» **Goal**:
Collect all lines from the records below that include the word "Claudie".

» **Record extracts**:
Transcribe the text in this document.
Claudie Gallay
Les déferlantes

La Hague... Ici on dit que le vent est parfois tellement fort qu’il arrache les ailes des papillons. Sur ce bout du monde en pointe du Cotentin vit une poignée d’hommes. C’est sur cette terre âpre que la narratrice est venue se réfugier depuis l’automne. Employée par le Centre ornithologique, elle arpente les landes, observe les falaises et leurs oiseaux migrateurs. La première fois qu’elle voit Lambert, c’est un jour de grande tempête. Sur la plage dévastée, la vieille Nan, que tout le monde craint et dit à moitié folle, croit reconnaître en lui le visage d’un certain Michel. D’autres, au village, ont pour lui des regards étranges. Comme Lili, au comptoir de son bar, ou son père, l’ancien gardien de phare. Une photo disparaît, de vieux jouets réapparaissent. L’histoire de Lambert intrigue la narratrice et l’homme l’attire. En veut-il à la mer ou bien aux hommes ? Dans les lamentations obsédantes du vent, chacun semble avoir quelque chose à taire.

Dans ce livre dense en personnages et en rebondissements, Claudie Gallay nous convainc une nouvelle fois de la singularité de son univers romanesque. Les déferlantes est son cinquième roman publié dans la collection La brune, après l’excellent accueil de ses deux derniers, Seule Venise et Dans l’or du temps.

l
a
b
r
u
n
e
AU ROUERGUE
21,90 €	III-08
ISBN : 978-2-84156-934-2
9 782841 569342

==

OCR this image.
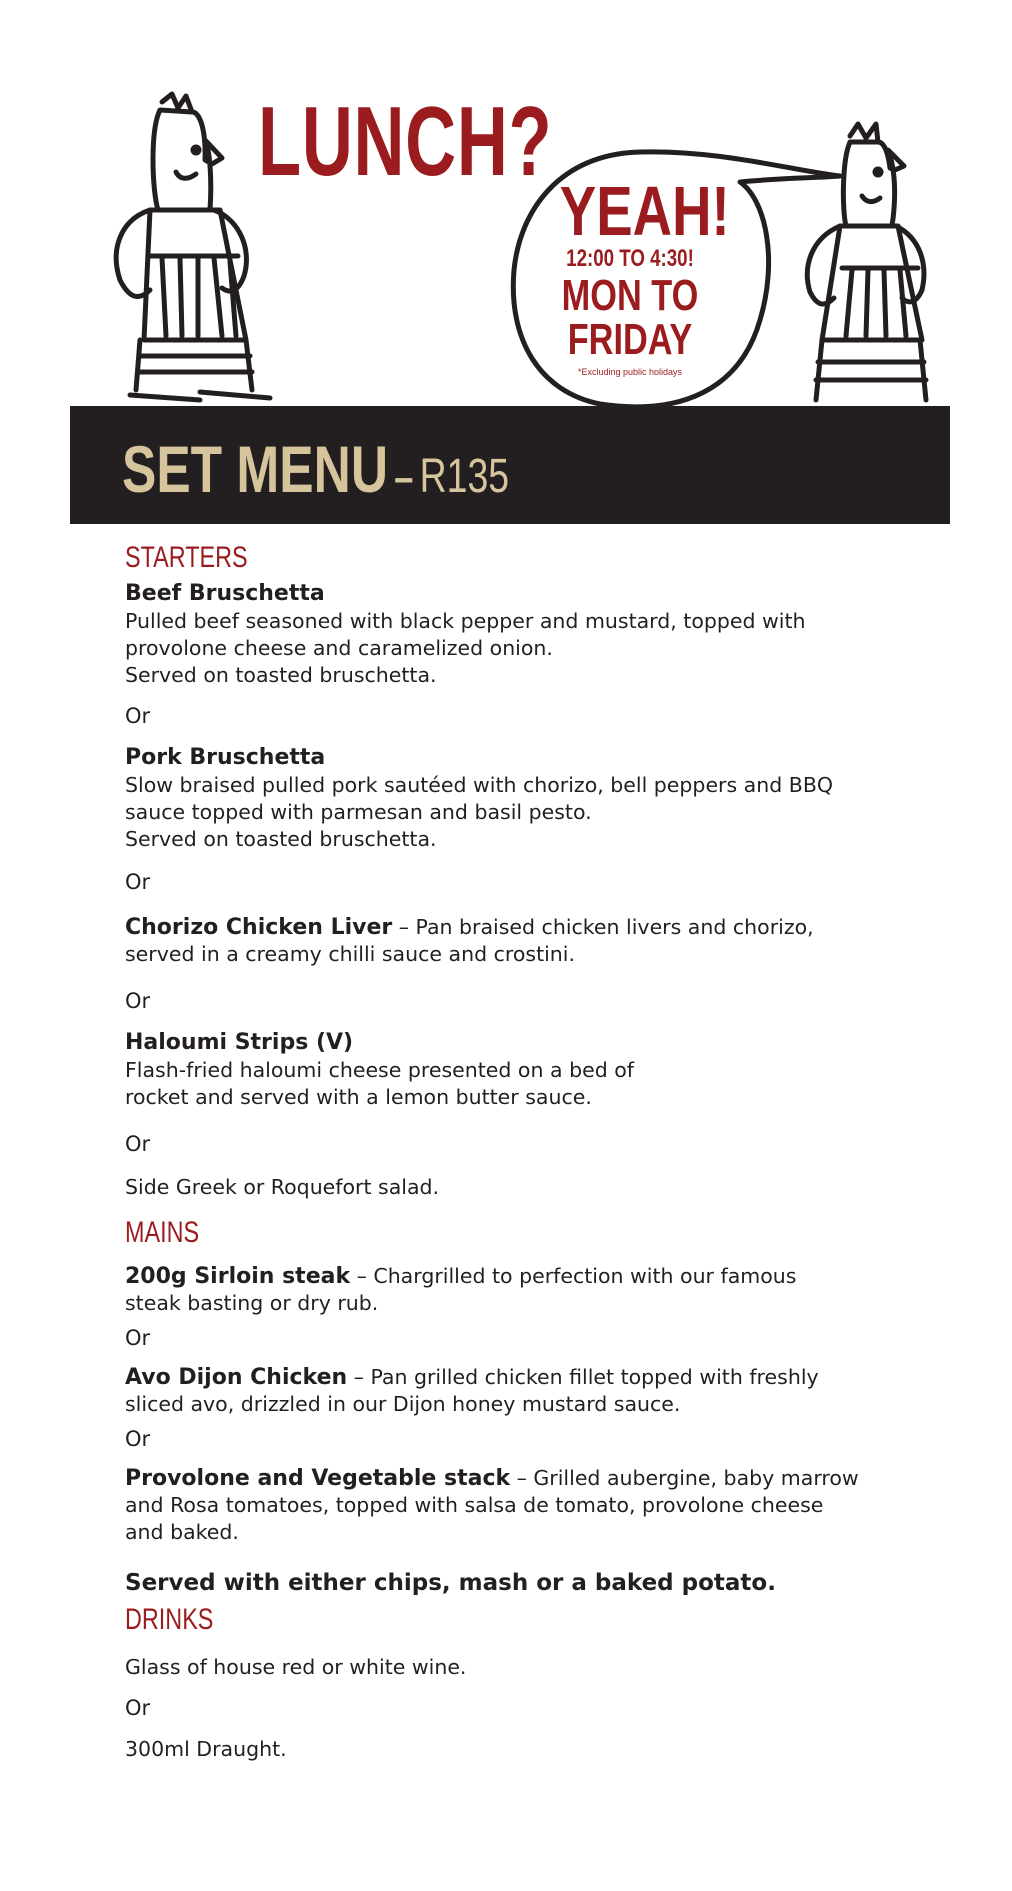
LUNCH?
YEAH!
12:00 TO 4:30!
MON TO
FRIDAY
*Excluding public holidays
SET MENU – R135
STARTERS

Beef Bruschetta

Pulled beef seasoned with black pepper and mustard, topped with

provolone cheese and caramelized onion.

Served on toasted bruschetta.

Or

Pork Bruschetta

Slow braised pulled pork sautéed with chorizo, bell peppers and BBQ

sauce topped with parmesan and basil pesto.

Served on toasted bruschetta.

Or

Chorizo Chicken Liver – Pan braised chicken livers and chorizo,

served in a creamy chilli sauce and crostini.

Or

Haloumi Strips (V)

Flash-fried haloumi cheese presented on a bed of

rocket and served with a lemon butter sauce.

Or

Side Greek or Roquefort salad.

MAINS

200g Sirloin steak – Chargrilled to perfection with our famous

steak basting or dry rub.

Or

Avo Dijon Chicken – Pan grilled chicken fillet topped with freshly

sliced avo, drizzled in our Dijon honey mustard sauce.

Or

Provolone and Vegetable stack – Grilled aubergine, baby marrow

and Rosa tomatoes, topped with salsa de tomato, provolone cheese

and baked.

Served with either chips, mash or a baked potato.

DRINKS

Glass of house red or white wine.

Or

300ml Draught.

==

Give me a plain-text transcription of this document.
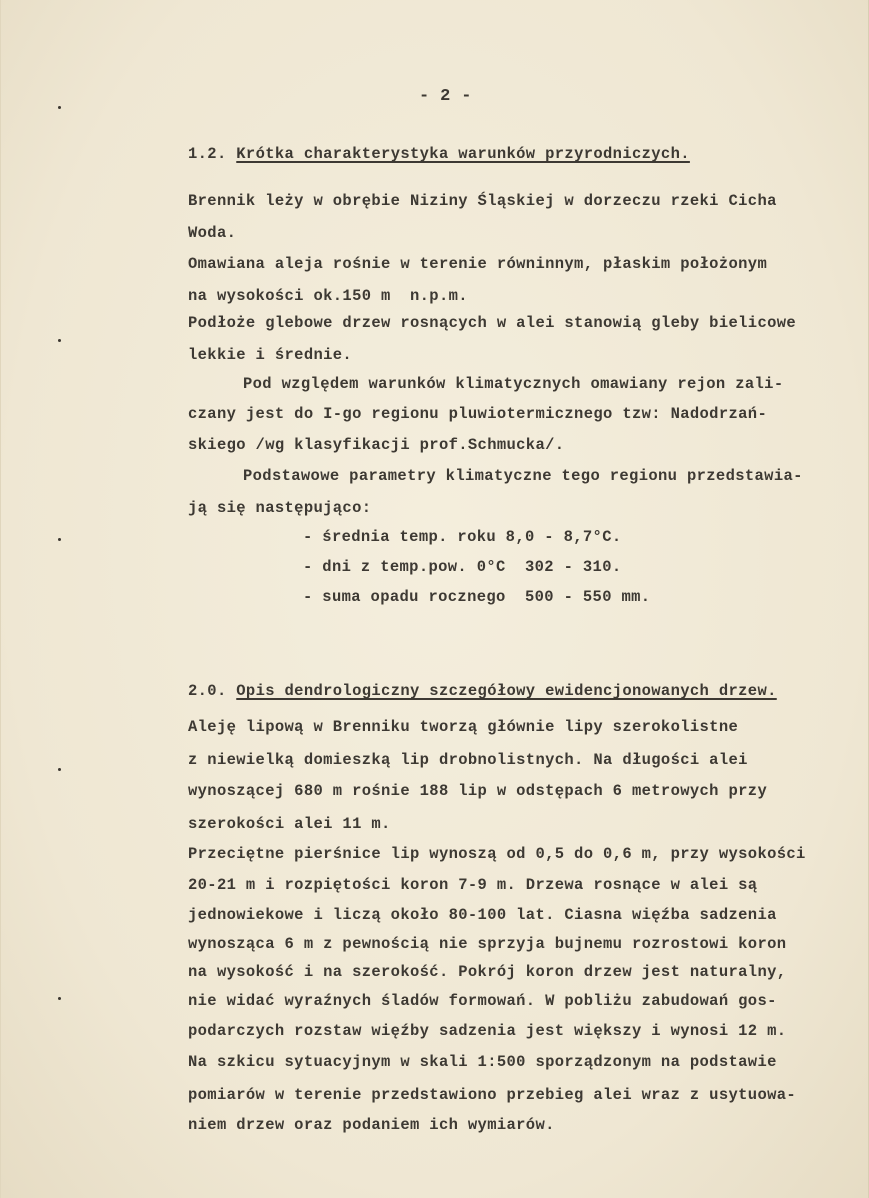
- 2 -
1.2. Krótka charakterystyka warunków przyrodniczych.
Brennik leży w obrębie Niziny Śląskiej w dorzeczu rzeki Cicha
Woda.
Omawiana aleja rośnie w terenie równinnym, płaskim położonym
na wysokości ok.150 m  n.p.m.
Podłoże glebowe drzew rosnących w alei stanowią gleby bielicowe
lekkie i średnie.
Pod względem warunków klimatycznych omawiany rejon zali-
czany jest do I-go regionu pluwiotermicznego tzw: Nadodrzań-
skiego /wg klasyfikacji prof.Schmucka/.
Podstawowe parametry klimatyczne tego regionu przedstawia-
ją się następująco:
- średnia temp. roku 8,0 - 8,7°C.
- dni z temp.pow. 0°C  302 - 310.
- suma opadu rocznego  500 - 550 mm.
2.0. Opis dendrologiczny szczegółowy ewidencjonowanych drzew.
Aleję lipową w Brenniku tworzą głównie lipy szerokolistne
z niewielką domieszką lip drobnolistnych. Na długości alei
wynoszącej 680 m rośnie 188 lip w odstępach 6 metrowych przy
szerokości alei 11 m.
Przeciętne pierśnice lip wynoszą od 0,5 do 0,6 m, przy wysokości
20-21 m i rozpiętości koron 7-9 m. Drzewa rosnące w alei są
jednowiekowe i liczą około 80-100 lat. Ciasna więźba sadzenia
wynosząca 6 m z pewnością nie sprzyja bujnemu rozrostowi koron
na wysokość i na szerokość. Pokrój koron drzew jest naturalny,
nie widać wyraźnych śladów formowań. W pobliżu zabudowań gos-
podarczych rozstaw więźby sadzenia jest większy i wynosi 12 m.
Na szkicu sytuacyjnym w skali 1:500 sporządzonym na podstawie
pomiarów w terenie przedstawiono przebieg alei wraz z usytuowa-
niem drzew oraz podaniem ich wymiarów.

» **Solution**:
Claudie Gallay
Dans ce livre dense en personnages et en rebondissements, Claudie Gallay nous convainc une nouvelle fois de la singularité de son univers romanesque. Les déferlantes est son cinquième roman publié dans la collection La brune, après l’excellent accueil de ses deux derniers, Seule Venise et Dans l’or du temps.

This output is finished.